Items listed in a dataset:
--------------------
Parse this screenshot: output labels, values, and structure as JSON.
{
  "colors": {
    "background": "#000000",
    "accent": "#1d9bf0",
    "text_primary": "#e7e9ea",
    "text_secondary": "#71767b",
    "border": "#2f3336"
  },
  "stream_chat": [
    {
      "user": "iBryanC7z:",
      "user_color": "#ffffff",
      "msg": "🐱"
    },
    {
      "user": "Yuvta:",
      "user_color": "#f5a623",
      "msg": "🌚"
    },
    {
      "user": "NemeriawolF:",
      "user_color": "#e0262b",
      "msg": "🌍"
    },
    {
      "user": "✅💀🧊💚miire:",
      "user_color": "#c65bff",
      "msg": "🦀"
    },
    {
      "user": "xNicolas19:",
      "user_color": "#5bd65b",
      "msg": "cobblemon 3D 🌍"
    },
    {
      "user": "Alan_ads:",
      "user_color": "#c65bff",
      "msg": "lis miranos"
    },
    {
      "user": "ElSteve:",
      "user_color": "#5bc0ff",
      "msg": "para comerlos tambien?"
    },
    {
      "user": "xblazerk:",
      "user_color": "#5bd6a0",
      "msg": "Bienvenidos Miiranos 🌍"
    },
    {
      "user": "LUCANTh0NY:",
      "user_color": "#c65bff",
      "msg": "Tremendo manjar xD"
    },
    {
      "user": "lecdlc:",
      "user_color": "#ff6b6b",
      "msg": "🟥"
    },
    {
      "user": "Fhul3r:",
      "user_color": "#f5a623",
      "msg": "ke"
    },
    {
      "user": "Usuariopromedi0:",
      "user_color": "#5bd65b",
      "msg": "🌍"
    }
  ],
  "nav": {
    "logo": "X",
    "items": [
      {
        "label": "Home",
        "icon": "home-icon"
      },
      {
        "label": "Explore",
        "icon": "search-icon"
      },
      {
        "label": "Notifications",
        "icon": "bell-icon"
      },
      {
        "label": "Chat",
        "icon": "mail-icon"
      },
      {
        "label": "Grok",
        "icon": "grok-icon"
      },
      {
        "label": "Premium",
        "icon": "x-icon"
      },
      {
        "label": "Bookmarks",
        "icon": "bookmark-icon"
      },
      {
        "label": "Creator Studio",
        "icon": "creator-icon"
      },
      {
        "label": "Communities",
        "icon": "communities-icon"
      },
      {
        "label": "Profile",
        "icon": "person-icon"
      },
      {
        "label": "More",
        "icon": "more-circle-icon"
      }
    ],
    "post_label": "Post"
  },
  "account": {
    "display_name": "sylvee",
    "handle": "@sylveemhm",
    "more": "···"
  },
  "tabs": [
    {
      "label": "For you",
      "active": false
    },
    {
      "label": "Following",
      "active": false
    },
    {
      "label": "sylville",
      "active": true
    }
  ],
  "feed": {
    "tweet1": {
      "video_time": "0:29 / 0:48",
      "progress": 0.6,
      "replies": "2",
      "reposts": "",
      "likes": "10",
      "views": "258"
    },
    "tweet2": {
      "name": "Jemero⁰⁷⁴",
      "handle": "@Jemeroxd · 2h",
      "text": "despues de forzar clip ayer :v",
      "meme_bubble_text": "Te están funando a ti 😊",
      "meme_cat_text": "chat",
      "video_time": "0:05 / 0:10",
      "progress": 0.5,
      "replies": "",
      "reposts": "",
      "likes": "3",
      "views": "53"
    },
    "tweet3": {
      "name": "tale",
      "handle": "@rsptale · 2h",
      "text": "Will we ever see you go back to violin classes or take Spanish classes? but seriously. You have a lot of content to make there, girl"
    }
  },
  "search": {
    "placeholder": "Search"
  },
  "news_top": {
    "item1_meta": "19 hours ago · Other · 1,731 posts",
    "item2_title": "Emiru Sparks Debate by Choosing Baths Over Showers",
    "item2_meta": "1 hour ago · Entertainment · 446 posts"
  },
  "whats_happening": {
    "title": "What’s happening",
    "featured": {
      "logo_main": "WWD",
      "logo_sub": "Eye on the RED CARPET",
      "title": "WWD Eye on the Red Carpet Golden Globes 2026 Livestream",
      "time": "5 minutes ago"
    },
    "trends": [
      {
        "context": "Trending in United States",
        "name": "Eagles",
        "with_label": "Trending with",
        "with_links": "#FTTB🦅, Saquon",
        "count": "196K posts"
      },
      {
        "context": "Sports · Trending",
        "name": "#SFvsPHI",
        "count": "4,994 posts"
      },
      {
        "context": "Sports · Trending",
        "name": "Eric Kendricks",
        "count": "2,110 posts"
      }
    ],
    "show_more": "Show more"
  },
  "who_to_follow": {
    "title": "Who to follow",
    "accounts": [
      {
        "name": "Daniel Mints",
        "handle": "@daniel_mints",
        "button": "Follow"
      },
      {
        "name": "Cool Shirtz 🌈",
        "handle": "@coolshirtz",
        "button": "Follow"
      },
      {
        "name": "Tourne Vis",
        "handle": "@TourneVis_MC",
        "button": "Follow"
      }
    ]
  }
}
--------------------
WRITTEN PROBLEM: Would you give the material above again, complete and exact?

FINAL ANSWER:
Parse this screenshot: output labels, values, and structure as JSON.
{
  "colors": {
    "background": "#000000",
    "accent": "#1d9bf0",
    "text_primary": "#e7e9ea",
    "text_secondary": "#71767b",
    "border": "#2f3336"
  },
  "stream_chat": [
    {
      "user": "iBryanC7z:",
      "user_color": "#ffffff",
      "msg": "🐱"
    },
    {
      "user": "Yuvta:",
      "user_color": "#f5a623",
      "msg": "🌚"
    },
    {
      "user": "NemeriawolF:",
      "user_color": "#e0262b",
      "msg": "🌍"
    },
    {
      "user": "✅💀🧊💚miire:",
      "user_color": "#c65bff",
      "msg": "🦀"
    },
    {
      "user": "xNicolas19:",
      "user_color": "#5bd65b",
      "msg": "cobblemon 3D 🌍"
    },
    {
      "user": "Alan_ads:",
      "user_color": "#c65bff",
      "msg": "lis miranos"
    },
    {
      "user": "ElSteve:",
      "user_color": "#5bc0ff",
      "msg": "para comerlos tambien?"
    },
    {
      "user": "xblazerk:",
      "user_color": "#5bd6a0",
      "msg": "Bienvenidos Miiranos 🌍"
    },
    {
      "user": "LUCANTh0NY:",
      "user_color": "#c65bff",
      "msg": "Tremendo manjar xD"
    },
    {
      "user": "lecdlc:",
      "user_color": "#ff6b6b",
      "msg": "🟥"
    },
    {
      "user": "Fhul3r:",
      "user_color": "#f5a623",
      "msg": "ke"
    },
    {
      "user": "Usuariopromedi0:",
      "user_color": "#5bd65b",
      "msg": "🌍"
    }
  ],
  "nav": {
    "logo": "X",
    "items": [
      {
        "label": "Home",
        "icon": "home-icon"
      },
      {
        "label": "Explore",
        "icon": "search-icon"
      },
      {
        "label": "Notifications",
        "icon": "bell-icon"
      },
      {
        "label": "Chat",
        "icon": "mail-icon"
      },
      {
        "label": "Grok",
        "icon": "grok-icon"
      },
      {
        "label": "Premium",
        "icon": "x-icon"
      },
      {
        "label": "Bookmarks",
        "icon": "bookmark-icon"
      },
      {
        "label": "Creator Studio",
        "icon": "creator-icon"
      },
      {
        "label": "Communities",
        "icon": "communities-icon"
      },
      {
        "label": "Profile",
        "icon": "person-icon"
      },
      {
        "label": "More",
        "icon": "more-circle-icon"
      }
    ],
    "post_label": "Post"
  },
  "account": {
    "display_name": "sylvee",
    "handle": "@sylveemhm",
    "more": "···"
  },
  "tabs": [
    {
      "label": "For you",
      "active": false
    },
    {
      "label": "Following",
      "active": false
    },
    {
      "label": "sylville",
      "active": true
    }
  ],
  "feed": {
    "tweet1": {
      "video_time": "0:29 / 0:48",
      "progress": 0.6,
      "replies": "2",
      "reposts": "",
      "likes": "10",
      "views": "258"
    },
    "tweet2": {
      "name": "Jemero⁰⁷⁴",
      "handle": "@Jemeroxd · 2h",
      "text": "despues de forzar clip ayer :v",
      "meme_bubble_text": "Te están funando a ti 😊",
      "meme_cat_text": "chat",
      "video_time": "0:05 / 0:10",
      "progress": 0.5,
      "replies": "",
      "reposts": "",
      "likes": "3",
      "views": "53"
    },
    "tweet3": {
      "name": "tale",
      "handle": "@rsptale · 2h",
      "text": "Will we ever see you go back to violin classes or take Spanish classes? but seriously. You have a lot of content to make there, girl"
    }
  },
  "search": {
    "placeholder": "Search"
  },
  "news_top": {
    "item1_meta": "19 hours ago · Other · 1,731 posts",
    "item2_title": "Emiru Sparks Debate by Choosing Baths Over Showers",
    "item2_meta": "1 hour ago · Entertainment · 446 posts"
  },
  "whats_happening": {
    "title": "What’s happening",
    "featured": {
      "logo_main": "WWD",
      "logo_sub": "Eye on the RED CARPET",
      "title": "WWD Eye on the Red Carpet Golden Globes 2026 Livestream",
      "time": "5 minutes ago"
    },
    "trends": [
      {
        "context": "Trending in United States",
        "name": "Eagles",
        "with_label": "Trending with",
        "with_links": "#FTTB🦅, Saquon",
        "count": "196K posts"
      },
      {
        "context": "Sports · Trending",
        "name": "#SFvsPHI",
        "count": "4,994 posts"
      },
      {
        "context": "Sports · Trending",
        "name": "Eric Kendricks",
        "count": "2,110 posts"
      }
    ],
    "show_more": "Show more"
  },
  "who_to_follow": {
    "title": "Who to follow",
    "accounts": [
      {
        "name": "Daniel Mints",
        "handle": "@daniel_mints",
        "button": "Follow"
      },
      {
        "name": "Cool Shirtz 🌈",
        "handle": "@coolshirtz",
        "button": "Follow"
      },
      {
        "name": "Tourne Vis",
        "handle": "@TourneVis_MC",
        "button": "Follow"
      }
    ]
  }
}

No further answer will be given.